▸ **DATASET ROWS**
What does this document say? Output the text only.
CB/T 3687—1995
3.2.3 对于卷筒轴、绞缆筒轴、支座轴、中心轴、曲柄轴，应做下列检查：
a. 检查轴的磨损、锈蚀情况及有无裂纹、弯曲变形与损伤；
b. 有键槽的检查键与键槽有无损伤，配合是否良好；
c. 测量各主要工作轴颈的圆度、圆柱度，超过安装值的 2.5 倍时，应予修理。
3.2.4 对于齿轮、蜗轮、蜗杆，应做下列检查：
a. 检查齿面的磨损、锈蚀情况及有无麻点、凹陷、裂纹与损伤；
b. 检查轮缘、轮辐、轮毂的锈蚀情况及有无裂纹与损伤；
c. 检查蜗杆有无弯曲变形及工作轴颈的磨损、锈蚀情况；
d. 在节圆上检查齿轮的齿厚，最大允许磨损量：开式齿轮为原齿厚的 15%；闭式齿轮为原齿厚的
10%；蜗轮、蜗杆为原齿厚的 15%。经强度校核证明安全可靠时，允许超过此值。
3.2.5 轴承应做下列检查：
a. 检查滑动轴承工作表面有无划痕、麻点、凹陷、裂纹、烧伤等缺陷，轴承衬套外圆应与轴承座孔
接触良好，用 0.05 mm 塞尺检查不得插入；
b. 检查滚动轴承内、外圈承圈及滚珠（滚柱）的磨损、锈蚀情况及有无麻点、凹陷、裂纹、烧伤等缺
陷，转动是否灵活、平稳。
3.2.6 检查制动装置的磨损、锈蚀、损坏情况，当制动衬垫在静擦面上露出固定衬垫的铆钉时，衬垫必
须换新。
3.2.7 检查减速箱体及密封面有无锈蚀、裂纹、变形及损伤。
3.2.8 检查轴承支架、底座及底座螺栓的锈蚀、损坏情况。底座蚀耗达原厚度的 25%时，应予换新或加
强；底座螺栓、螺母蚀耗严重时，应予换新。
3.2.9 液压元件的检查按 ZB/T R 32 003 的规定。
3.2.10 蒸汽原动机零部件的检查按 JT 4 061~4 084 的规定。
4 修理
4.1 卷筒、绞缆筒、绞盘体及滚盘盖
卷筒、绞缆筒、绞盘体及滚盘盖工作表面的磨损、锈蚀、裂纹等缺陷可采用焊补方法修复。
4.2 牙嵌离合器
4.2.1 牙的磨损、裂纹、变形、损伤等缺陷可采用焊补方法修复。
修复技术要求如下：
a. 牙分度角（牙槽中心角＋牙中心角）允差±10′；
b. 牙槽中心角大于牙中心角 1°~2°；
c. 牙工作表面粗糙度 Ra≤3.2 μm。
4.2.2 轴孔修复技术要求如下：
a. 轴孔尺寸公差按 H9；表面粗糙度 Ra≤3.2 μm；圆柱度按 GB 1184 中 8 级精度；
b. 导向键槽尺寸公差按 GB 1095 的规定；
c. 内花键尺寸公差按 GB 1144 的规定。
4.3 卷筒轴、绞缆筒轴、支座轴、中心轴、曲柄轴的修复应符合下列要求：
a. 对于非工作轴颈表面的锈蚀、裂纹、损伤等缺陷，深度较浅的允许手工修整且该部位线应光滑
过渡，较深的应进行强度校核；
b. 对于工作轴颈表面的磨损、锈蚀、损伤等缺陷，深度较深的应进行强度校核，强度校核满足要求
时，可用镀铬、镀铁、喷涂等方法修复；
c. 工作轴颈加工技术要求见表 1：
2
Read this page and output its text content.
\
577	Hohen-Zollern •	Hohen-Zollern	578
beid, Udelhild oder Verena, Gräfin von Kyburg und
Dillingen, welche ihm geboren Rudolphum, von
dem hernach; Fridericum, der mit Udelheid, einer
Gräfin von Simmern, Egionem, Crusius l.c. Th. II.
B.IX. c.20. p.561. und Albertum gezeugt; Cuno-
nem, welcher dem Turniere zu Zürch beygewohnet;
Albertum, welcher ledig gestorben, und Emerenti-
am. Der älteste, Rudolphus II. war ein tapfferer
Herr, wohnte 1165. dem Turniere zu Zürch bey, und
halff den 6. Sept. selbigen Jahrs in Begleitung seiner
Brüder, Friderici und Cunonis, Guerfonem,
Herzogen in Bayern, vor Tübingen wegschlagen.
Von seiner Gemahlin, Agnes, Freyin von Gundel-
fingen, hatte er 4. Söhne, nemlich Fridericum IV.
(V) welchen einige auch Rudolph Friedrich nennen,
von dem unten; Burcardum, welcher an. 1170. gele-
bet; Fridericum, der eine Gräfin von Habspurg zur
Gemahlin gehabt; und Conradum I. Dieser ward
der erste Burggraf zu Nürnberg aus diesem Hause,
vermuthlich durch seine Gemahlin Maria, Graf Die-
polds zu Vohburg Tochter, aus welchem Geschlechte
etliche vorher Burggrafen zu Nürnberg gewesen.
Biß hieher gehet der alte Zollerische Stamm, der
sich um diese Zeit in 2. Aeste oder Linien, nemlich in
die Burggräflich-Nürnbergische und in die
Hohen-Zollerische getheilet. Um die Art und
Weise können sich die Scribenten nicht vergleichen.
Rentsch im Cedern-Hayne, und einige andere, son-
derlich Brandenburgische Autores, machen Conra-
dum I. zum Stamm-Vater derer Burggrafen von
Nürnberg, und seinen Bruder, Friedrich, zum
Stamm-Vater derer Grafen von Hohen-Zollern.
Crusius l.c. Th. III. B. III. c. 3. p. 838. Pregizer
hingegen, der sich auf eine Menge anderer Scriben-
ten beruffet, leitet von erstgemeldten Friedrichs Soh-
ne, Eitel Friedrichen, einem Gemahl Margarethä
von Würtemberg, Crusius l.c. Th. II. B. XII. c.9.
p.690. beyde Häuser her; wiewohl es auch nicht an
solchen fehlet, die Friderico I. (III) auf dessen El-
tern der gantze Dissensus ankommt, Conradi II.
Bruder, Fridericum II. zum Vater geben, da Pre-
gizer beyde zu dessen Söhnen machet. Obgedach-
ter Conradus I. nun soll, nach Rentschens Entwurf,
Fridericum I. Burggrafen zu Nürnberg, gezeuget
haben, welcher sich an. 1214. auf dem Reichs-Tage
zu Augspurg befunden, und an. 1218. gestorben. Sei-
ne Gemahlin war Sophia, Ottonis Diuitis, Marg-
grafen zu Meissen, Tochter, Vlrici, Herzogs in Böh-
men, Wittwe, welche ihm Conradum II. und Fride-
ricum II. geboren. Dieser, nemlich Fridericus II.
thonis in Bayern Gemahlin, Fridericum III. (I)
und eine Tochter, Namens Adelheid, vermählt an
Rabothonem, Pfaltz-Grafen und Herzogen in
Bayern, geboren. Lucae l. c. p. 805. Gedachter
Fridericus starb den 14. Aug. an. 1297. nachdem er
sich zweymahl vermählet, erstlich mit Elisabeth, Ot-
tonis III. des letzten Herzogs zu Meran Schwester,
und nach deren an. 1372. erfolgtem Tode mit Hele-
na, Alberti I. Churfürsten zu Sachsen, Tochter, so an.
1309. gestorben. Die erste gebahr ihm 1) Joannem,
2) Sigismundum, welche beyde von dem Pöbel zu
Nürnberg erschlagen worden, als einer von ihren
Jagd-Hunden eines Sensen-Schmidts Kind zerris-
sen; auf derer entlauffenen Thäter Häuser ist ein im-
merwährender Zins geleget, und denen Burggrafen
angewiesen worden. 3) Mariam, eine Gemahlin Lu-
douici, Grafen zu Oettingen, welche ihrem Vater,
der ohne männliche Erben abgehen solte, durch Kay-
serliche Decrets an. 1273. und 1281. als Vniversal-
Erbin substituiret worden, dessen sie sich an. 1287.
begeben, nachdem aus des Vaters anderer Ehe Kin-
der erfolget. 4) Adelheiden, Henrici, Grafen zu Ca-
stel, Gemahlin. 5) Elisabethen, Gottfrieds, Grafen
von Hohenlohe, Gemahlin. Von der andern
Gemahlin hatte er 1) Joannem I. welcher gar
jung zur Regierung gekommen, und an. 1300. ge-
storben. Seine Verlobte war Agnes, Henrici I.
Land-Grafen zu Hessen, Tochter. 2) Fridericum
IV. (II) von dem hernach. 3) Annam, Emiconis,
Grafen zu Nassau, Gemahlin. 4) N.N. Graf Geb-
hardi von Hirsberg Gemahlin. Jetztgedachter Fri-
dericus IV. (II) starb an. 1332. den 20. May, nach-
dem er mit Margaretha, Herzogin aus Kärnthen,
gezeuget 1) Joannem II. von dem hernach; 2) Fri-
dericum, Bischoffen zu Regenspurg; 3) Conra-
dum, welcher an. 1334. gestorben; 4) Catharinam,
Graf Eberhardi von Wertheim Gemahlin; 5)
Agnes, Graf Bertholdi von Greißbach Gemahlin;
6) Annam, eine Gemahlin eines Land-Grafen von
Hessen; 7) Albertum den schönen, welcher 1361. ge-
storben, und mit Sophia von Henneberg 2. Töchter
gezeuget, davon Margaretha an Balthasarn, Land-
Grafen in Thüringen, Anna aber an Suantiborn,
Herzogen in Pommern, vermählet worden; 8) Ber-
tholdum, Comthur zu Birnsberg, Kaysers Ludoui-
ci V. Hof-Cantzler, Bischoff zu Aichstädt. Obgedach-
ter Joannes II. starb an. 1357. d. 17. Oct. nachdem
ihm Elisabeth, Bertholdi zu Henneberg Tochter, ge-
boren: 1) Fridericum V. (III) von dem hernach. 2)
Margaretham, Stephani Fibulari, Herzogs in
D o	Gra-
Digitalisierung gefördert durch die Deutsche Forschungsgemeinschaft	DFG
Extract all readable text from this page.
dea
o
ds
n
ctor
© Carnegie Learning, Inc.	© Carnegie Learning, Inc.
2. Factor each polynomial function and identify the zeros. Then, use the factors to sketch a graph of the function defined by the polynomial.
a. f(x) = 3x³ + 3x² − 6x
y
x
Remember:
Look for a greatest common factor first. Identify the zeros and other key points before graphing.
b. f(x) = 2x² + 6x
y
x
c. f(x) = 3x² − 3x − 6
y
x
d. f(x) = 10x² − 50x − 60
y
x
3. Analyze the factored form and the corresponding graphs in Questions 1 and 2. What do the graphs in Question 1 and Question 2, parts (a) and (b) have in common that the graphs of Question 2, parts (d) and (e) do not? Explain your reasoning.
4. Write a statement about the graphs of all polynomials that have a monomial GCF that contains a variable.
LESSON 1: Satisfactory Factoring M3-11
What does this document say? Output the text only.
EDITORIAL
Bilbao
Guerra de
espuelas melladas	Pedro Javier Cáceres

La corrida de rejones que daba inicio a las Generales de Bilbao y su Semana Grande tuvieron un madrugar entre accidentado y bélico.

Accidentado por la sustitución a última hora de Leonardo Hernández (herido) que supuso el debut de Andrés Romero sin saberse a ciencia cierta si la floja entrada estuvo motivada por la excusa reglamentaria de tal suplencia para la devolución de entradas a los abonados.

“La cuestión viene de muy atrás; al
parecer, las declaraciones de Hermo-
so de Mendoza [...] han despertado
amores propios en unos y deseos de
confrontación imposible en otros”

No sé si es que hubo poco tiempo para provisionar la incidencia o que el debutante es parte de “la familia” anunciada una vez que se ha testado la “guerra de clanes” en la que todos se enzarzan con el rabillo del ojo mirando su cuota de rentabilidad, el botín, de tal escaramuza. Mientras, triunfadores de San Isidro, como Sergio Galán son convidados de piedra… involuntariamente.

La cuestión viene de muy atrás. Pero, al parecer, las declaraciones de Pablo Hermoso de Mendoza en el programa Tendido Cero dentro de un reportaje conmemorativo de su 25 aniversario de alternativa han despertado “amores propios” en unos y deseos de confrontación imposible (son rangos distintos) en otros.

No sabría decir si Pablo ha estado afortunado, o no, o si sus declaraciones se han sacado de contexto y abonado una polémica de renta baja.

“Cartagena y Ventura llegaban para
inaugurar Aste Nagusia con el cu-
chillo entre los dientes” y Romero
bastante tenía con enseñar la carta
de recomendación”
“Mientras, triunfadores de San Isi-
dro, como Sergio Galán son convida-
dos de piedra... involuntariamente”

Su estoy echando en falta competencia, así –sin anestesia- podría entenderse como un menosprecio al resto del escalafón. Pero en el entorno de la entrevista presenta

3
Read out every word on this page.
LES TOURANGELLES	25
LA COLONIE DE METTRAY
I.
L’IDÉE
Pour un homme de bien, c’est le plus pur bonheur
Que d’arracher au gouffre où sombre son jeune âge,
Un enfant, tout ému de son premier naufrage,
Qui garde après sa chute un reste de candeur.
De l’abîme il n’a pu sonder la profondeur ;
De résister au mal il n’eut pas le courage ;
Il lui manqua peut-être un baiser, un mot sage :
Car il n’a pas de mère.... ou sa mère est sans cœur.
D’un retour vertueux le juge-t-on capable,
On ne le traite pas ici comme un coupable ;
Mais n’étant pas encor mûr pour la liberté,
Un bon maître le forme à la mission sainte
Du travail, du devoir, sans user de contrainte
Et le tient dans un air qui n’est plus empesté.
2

▸ **DIRECTIONS**
Find and copy each line above that includes the string "vermählet".

▸ **SOLUTION TO THIS PROBLEM**
sich zweymahl vermählet, erstlich mit Elisabeth, Ot-
Herzogen in Pommern, vermählet worden; 8) Ber-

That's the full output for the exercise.